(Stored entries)

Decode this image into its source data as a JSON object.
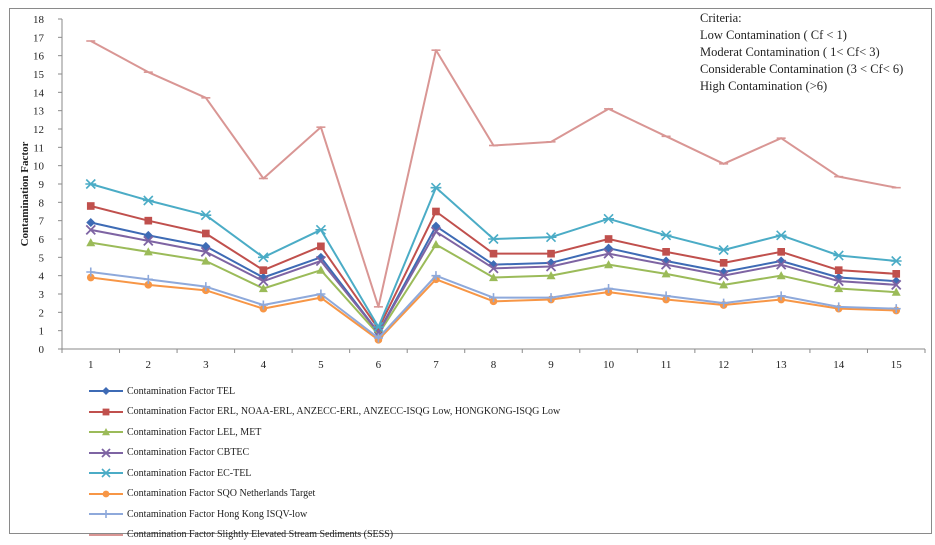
{
  "chart_data": {
    "type": "line",
    "title": "",
    "xlabel": "",
    "ylabel": "Contamination Factor",
    "x": [
      1,
      2,
      3,
      4,
      5,
      6,
      7,
      8,
      9,
      10,
      11,
      12,
      13,
      14,
      15
    ],
    "ylim": [
      0,
      18
    ],
    "yticks": [
      0,
      1,
      2,
      3,
      4,
      5,
      6,
      7,
      8,
      9,
      10,
      11,
      12,
      13,
      14,
      15,
      16,
      17,
      18
    ],
    "grid": false,
    "legend_position": "bottom",
    "series": [
      {
        "name": "Contamination Factor TEL",
        "color": "#3E6BB5",
        "marker": "diamond",
        "values": [
          6.9,
          6.2,
          5.6,
          3.9,
          5.0,
          0.9,
          6.7,
          4.6,
          4.7,
          5.5,
          4.8,
          4.2,
          4.8,
          3.9,
          3.7
        ]
      },
      {
        "name": "Contamination Factor ERL, NOAA-ERL, ANZECC-ERL, ANZECC-ISQG Low, HONGKONG-ISQG Low",
        "color": "#C0504D",
        "marker": "square",
        "values": [
          7.8,
          7.0,
          6.3,
          4.3,
          5.6,
          1.1,
          7.5,
          5.2,
          5.2,
          6.0,
          5.3,
          4.7,
          5.3,
          4.3,
          4.1
        ]
      },
      {
        "name": "Contamination Factor LEL, MET",
        "color": "#9BBB59",
        "marker": "triangle",
        "values": [
          5.8,
          5.3,
          4.8,
          3.3,
          4.3,
          0.8,
          5.7,
          3.9,
          4.0,
          4.6,
          4.1,
          3.5,
          4.0,
          3.3,
          3.1
        ]
      },
      {
        "name": "Contamination Factor CBTEC",
        "color": "#7E64A3",
        "marker": "x",
        "values": [
          6.5,
          5.9,
          5.3,
          3.7,
          4.8,
          0.9,
          6.4,
          4.4,
          4.5,
          5.2,
          4.6,
          4.0,
          4.6,
          3.7,
          3.5
        ]
      },
      {
        "name": "Contamination Factor EC-TEL",
        "color": "#4BACC6",
        "marker": "star",
        "values": [
          9.0,
          8.1,
          7.3,
          5.0,
          6.5,
          1.2,
          8.8,
          6.0,
          6.1,
          7.1,
          6.2,
          5.4,
          6.2,
          5.1,
          4.8
        ]
      },
      {
        "name": "Contamination Factor SQO Netherlands Target",
        "color": "#F79646",
        "marker": "circle",
        "values": [
          3.9,
          3.5,
          3.2,
          2.2,
          2.8,
          0.5,
          3.8,
          2.6,
          2.7,
          3.1,
          2.7,
          2.4,
          2.7,
          2.2,
          2.1
        ]
      },
      {
        "name": "Contamination Factor Hong Kong ISQV-low",
        "color": "#8EA9DB",
        "marker": "plus",
        "values": [
          4.2,
          3.8,
          3.4,
          2.4,
          3.0,
          0.6,
          4.0,
          2.8,
          2.8,
          3.3,
          2.9,
          2.5,
          2.9,
          2.3,
          2.2
        ]
      },
      {
        "name": "Contamination Factor Slightly Elevated Stream Sediments (SESS)",
        "color": "#D99694",
        "marker": "dash",
        "values": [
          16.8,
          15.1,
          13.7,
          9.3,
          12.1,
          2.3,
          16.3,
          11.1,
          11.3,
          13.1,
          11.6,
          10.1,
          11.5,
          9.4,
          8.8
        ]
      }
    ]
  },
  "criteria": {
    "heading": "Criteria:",
    "lines": [
      "Low Contamination  ( Cf < 1)",
      "Moderat Contamination ( 1< Cf< 3)",
      "Considerable Contamination (3 < Cf< 6)",
      "High Contamination (>6)"
    ]
  }
}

Aim: Reproduce the material in its entirety and word for word, without the pictures.

Output for this exercise:
Decode this image into its source data as a JSON object.
{
  "chart_data": {
    "type": "line",
    "title": "",
    "xlabel": "",
    "ylabel": "Contamination Factor",
    "x": [
      1,
      2,
      3,
      4,
      5,
      6,
      7,
      8,
      9,
      10,
      11,
      12,
      13,
      14,
      15
    ],
    "ylim": [
      0,
      18
    ],
    "yticks": [
      0,
      1,
      2,
      3,
      4,
      5,
      6,
      7,
      8,
      9,
      10,
      11,
      12,
      13,
      14,
      15,
      16,
      17,
      18
    ],
    "grid": false,
    "legend_position": "bottom",
    "series": [
      {
        "name": "Contamination Factor TEL",
        "color": "#3E6BB5",
        "marker": "diamond",
        "values": [
          6.9,
          6.2,
          5.6,
          3.9,
          5.0,
          0.9,
          6.7,
          4.6,
          4.7,
          5.5,
          4.8,
          4.2,
          4.8,
          3.9,
          3.7
        ]
      },
      {
        "name": "Contamination Factor ERL, NOAA-ERL, ANZECC-ERL, ANZECC-ISQG Low, HONGKONG-ISQG Low",
        "color": "#C0504D",
        "marker": "square",
        "values": [
          7.8,
          7.0,
          6.3,
          4.3,
          5.6,
          1.1,
          7.5,
          5.2,
          5.2,
          6.0,
          5.3,
          4.7,
          5.3,
          4.3,
          4.1
        ]
      },
      {
        "name": "Contamination Factor LEL, MET",
        "color": "#9BBB59",
        "marker": "triangle",
        "values": [
          5.8,
          5.3,
          4.8,
          3.3,
          4.3,
          0.8,
          5.7,
          3.9,
          4.0,
          4.6,
          4.1,
          3.5,
          4.0,
          3.3,
          3.1
        ]
      },
      {
        "name": "Contamination Factor CBTEC",
        "color": "#7E64A3",
        "marker": "x",
        "values": [
          6.5,
          5.9,
          5.3,
          3.7,
          4.8,
          0.9,
          6.4,
          4.4,
          4.5,
          5.2,
          4.6,
          4.0,
          4.6,
          3.7,
          3.5
        ]
      },
      {
        "name": "Contamination Factor EC-TEL",
        "color": "#4BACC6",
        "marker": "star",
        "values": [
          9.0,
          8.1,
          7.3,
          5.0,
          6.5,
          1.2,
          8.8,
          6.0,
          6.1,
          7.1,
          6.2,
          5.4,
          6.2,
          5.1,
          4.8
        ]
      },
      {
        "name": "Contamination Factor SQO Netherlands Target",
        "color": "#F79646",
        "marker": "circle",
        "values": [
          3.9,
          3.5,
          3.2,
          2.2,
          2.8,
          0.5,
          3.8,
          2.6,
          2.7,
          3.1,
          2.7,
          2.4,
          2.7,
          2.2,
          2.1
        ]
      },
      {
        "name": "Contamination Factor Hong Kong ISQV-low",
        "color": "#8EA9DB",
        "marker": "plus",
        "values": [
          4.2,
          3.8,
          3.4,
          2.4,
          3.0,
          0.6,
          4.0,
          2.8,
          2.8,
          3.3,
          2.9,
          2.5,
          2.9,
          2.3,
          2.2
        ]
      },
      {
        "name": "Contamination Factor Slightly Elevated Stream Sediments (SESS)",
        "color": "#D99694",
        "marker": "dash",
        "values": [
          16.8,
          15.1,
          13.7,
          9.3,
          12.1,
          2.3,
          16.3,
          11.1,
          11.3,
          13.1,
          11.6,
          10.1,
          11.5,
          9.4,
          8.8
        ]
      }
    ]
  },
  "criteria": {
    "heading": "Criteria:",
    "lines": [
      "Low Contamination  ( Cf < 1)",
      "Moderat Contamination ( 1< Cf< 3)",
      "Considerable Contamination (3 < Cf< 6)",
      "High Contamination (>6)"
    ]
  }
}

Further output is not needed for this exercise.